Top of Source document
What had become more valuable — dramatically more valuable — was the underlying data infrastructure itself. The ability to collect data from wildly different sensors and systems, normalize it, store it efficiently, and then make it readable by AI agents and machine learning models: that is the hard problem that most manufacturers have not solved. Gollapudi describes Sift's mission as making that data "machine readable." If AI is going to flag a production defect before it becomes a recall, or optimize a test sequence to cut costs, the data has to be clean, organized, and accessible. Sift's entire business is built on that premise.
The Customers Already Trusting Sift With Their Most Critical Systems
Sift's client roster reveals just how serious the company's ambitions are. On the aerospace side, it works with major rocket builders and defense contractors who cannot afford data failures. On the startup side, it serves robotics companies and power grid management platforms — industries where real-time sensor data is not a nice-to-have, it is operationally critical.
The satellite industry is a particularly revealing case. When a company runs ten million automated tests a day, data infrastructure is not a back-office concern. It is a frontline competitive advantage. Companies in this space have told Sift directly that smart data management has taken the worry out of storage costs entirely — replacing anxiety about runaway cloud bills with confidence that every dollar spent on data is generating real value.
Bottom of Source document
Directions for this task —
Pick up the piece on Sift's data infrastructure business right after its last sentence, and keep writing it in the same style.
Top of Data records
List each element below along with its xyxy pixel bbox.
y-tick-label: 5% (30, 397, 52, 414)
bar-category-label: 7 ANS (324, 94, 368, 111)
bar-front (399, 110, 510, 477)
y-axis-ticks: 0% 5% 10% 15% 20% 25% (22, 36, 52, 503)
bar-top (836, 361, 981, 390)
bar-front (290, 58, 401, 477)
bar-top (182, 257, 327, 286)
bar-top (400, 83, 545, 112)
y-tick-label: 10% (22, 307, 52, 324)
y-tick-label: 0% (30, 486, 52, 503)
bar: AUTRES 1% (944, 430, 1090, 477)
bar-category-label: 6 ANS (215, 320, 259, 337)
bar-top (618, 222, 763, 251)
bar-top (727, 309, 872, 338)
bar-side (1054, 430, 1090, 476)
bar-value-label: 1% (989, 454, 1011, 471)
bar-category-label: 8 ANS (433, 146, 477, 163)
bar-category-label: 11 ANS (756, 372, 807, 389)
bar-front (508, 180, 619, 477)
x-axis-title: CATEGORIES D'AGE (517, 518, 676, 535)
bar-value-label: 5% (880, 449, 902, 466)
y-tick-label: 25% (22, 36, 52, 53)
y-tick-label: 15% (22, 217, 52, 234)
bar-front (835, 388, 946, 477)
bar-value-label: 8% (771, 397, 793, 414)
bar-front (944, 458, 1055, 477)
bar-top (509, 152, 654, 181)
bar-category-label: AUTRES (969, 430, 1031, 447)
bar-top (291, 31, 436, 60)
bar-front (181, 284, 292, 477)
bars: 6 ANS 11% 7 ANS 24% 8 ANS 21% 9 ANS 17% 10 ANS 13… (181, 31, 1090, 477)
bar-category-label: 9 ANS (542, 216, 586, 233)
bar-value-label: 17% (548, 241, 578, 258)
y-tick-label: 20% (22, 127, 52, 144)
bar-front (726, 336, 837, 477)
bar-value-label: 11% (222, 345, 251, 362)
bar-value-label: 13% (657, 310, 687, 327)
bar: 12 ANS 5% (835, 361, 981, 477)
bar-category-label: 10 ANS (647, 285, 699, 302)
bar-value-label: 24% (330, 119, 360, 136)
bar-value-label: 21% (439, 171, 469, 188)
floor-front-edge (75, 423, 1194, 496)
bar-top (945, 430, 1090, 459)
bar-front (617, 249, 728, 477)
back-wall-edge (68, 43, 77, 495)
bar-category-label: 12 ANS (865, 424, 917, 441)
Bottom of Data records
Result of the exercise —
Sift Just Raised $42 Million — Here Is What That Signals for Industrial AI
In 2025, Sift closed a $42 million Series B funding round at a post-money valuation of $274 million. The round was led by StepStone, with participation from GV — the venture arm of Google — along with Riot Ventures, Fika Ventures, and CIV. The involvement of Google's venture arm is particularly telling. It signals that the largest technology companies in the world see industrial data infrastructure as a critical battleground, not a niche market.
The funding positions Sift to expand both its platform capabilities and its customer base at a moment when the demand for factory-floor AI is accelerating rapidly. Manufacturing companies that once treated data as a byproduct of production are beginning to treat it as a strategic asset. Sift is betting that it can be the company that helps them make that transition.
What the Factory of the Future Actually Looks Like
The factory of the future is not just a building full of robots. It is a living, breathing data ecosystem where every machine, every sensor, and every production run generates information that feeds into AI systems capable of making real-time decisions. Predictive maintenance. Automated quality control. Dynamic supply chain adjustments. None of that works without a rock-solid data foundation underneath it.
Sift's founders understood something early that much of the industry is only now catching up to: the companies that win the manufacturing AI race will not necessarily be the ones with the best robots. They will be the ones with the best data. That insight, forged during years of working on software for some of the most demanding engineering challenges on the planet, is what makes Sift's story worth watching closely.
The ground is shifting fast beneath every company that builds physical things. Sift is betting it knows exactly what the new foundation needs to look like — and the investors backing it seem to agree.